REQUIRED TASK: Locate the lines of the listing below that hold "esquerdo", then copy each of them.

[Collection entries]
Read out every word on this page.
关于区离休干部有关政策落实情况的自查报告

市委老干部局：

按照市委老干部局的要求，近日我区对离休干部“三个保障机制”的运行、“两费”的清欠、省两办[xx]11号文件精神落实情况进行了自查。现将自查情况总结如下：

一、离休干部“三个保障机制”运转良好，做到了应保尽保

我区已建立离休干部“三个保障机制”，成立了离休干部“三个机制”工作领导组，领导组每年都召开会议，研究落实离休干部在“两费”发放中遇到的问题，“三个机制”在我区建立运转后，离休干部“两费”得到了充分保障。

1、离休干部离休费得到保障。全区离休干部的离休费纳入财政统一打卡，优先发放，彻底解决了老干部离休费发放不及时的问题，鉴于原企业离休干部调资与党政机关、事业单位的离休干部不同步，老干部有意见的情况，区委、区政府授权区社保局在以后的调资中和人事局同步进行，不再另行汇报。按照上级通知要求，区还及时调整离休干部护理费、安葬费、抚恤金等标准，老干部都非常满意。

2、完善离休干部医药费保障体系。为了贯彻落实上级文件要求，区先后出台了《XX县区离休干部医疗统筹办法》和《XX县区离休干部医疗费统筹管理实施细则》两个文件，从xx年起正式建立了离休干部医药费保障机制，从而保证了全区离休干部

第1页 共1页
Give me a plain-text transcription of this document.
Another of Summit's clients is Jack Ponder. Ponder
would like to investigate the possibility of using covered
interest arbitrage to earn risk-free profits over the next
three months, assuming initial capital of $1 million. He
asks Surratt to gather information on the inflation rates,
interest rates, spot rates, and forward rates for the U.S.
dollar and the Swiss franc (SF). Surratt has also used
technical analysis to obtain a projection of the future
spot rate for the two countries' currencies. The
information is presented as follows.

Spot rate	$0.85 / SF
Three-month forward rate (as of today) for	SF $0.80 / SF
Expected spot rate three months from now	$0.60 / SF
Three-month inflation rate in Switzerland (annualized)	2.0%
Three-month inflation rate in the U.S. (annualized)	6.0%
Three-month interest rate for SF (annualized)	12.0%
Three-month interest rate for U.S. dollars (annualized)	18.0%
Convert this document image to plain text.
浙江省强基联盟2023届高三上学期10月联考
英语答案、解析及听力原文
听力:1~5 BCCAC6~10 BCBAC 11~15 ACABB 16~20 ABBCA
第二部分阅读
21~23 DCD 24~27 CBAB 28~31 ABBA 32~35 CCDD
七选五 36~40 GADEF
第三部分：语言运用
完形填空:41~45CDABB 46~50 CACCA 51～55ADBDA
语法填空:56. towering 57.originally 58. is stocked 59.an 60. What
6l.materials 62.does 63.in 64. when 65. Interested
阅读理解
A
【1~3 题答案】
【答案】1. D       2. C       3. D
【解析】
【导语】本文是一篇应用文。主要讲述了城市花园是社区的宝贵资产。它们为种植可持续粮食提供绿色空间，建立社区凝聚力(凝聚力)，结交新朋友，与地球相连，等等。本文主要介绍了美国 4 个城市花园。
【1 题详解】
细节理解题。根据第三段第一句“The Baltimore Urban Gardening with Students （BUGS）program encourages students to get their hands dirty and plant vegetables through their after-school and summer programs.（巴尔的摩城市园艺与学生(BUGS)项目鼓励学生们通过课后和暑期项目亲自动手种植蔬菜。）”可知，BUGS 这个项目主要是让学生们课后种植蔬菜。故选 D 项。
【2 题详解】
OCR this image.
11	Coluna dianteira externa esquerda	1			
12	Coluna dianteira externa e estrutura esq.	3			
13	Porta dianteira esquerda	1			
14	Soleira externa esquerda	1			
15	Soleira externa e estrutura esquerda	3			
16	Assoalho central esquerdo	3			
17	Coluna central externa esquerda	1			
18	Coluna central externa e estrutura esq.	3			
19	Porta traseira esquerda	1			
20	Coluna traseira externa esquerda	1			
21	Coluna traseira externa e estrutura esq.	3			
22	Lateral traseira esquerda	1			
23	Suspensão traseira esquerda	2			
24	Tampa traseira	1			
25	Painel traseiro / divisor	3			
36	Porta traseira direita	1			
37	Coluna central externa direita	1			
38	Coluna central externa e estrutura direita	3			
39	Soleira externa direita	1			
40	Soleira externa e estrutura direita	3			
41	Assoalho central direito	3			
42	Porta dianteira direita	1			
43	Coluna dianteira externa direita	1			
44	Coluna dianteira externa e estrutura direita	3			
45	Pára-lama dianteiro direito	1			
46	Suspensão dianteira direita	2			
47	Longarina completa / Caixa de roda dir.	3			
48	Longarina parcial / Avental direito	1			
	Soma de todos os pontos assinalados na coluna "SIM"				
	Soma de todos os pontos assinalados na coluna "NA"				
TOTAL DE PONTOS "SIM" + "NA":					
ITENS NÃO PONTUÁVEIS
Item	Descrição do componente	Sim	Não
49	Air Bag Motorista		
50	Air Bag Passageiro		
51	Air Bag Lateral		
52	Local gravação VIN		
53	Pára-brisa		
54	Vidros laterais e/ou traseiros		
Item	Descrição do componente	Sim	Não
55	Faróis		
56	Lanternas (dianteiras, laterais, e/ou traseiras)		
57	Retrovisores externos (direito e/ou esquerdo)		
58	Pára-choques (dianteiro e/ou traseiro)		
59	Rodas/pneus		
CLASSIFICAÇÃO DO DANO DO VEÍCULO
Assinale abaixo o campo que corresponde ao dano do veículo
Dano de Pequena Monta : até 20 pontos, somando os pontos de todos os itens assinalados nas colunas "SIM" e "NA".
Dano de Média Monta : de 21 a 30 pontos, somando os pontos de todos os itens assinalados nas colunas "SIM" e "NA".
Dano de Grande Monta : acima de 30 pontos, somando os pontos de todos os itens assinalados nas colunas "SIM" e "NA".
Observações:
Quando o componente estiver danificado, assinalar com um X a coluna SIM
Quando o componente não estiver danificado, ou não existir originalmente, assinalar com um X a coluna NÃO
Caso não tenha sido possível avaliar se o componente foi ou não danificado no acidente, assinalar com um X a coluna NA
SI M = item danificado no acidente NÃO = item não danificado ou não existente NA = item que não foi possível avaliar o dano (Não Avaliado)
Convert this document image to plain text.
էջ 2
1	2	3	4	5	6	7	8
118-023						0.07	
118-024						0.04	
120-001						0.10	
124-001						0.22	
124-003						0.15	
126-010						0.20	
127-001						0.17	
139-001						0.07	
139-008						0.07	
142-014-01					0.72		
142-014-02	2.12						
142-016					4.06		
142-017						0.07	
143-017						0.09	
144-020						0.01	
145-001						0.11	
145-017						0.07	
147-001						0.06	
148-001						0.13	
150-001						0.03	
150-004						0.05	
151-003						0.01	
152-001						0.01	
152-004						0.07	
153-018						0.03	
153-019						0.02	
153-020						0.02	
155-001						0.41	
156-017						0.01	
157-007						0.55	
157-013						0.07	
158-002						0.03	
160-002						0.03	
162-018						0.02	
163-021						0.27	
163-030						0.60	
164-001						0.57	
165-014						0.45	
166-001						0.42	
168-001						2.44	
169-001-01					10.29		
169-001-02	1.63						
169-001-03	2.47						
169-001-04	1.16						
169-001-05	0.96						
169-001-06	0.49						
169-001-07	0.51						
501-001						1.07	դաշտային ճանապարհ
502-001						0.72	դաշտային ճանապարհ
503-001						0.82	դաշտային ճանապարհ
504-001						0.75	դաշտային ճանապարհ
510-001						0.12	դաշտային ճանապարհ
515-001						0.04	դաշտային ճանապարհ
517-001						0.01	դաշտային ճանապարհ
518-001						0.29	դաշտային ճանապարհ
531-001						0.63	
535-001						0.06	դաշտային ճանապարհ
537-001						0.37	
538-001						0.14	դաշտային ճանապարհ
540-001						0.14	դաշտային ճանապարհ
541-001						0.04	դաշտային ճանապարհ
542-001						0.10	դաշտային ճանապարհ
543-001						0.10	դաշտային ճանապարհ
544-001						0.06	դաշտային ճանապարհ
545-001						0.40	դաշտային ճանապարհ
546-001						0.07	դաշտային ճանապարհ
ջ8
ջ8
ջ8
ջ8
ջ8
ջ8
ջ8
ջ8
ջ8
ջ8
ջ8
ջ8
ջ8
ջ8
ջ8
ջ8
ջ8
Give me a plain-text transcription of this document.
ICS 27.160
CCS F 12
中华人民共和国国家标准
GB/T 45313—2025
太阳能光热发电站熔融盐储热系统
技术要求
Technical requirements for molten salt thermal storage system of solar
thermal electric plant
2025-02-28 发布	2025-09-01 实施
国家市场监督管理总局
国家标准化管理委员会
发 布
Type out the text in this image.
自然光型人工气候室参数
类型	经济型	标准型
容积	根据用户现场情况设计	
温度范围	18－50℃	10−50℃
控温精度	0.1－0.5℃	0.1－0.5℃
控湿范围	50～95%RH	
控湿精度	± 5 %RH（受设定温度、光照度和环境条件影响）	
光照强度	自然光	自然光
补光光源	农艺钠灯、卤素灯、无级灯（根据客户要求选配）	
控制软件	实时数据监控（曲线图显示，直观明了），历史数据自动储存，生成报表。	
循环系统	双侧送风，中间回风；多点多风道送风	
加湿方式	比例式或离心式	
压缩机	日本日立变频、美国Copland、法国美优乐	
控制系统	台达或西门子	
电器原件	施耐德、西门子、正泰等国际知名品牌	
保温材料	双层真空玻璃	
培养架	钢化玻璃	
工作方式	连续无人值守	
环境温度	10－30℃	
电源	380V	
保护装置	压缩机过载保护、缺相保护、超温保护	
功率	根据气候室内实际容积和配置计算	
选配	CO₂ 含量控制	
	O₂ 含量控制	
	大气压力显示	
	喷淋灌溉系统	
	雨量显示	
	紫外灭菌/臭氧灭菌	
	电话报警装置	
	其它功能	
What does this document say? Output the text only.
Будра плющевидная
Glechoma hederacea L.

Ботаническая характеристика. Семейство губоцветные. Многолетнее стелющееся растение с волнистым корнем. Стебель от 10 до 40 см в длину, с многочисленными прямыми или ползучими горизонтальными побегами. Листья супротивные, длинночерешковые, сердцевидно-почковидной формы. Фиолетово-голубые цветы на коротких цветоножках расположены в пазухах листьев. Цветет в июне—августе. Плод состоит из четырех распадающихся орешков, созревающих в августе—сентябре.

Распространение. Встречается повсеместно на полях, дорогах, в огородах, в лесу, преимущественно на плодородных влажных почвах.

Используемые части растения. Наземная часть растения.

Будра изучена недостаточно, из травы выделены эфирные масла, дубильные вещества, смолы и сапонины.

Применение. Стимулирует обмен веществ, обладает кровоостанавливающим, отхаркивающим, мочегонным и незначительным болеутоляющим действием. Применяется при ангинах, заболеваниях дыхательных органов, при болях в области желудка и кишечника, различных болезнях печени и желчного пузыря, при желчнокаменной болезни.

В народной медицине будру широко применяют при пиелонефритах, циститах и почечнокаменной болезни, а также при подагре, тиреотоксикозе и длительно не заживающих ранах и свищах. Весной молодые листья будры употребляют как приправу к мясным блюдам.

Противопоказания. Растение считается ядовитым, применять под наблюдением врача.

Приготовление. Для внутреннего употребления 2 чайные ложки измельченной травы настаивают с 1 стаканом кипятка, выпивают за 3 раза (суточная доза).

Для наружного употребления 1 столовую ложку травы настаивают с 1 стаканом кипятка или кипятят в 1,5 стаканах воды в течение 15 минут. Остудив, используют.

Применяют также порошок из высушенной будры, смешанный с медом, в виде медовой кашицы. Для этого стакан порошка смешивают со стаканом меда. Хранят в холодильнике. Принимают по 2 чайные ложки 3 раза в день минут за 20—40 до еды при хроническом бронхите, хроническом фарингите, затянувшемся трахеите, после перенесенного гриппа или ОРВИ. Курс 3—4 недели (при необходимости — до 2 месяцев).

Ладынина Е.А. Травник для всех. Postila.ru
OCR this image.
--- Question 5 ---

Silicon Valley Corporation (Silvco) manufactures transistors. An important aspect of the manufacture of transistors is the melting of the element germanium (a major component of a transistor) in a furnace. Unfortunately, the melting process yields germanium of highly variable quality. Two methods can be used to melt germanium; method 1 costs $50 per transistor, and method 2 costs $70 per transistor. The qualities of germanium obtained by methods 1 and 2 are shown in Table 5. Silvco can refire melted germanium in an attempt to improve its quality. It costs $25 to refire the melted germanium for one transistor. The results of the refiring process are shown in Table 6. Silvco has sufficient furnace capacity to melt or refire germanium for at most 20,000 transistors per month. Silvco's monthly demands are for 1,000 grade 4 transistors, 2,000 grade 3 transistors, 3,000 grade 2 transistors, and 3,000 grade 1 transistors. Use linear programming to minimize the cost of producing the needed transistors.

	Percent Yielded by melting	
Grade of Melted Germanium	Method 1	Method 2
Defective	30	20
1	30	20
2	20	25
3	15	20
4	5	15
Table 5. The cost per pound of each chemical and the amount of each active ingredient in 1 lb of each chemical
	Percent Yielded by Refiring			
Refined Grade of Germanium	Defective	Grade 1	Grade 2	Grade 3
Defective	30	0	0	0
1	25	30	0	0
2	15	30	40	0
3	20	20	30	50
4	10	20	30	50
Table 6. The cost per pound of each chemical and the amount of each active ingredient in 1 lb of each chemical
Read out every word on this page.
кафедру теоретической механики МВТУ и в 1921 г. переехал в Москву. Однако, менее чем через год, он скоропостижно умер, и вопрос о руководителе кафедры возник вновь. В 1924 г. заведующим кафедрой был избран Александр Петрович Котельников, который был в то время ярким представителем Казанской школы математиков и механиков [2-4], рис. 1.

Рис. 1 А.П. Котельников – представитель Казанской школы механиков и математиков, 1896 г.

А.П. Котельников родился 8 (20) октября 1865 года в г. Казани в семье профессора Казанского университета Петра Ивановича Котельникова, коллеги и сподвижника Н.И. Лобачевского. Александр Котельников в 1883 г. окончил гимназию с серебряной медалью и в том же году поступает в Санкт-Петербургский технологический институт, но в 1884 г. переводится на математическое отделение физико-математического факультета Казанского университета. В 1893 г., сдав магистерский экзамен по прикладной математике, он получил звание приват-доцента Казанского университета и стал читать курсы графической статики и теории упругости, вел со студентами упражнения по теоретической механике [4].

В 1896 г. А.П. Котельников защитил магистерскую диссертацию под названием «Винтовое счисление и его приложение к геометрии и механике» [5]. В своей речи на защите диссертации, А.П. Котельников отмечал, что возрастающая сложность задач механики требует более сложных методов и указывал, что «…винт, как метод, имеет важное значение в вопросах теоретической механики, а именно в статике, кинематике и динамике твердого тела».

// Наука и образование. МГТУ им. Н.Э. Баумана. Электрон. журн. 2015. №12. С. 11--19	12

COMPLETE RESPONSE:
16	Assoalho central esquerdo	3			
57	Retrovisores externos (direito e/ou esquerdo)		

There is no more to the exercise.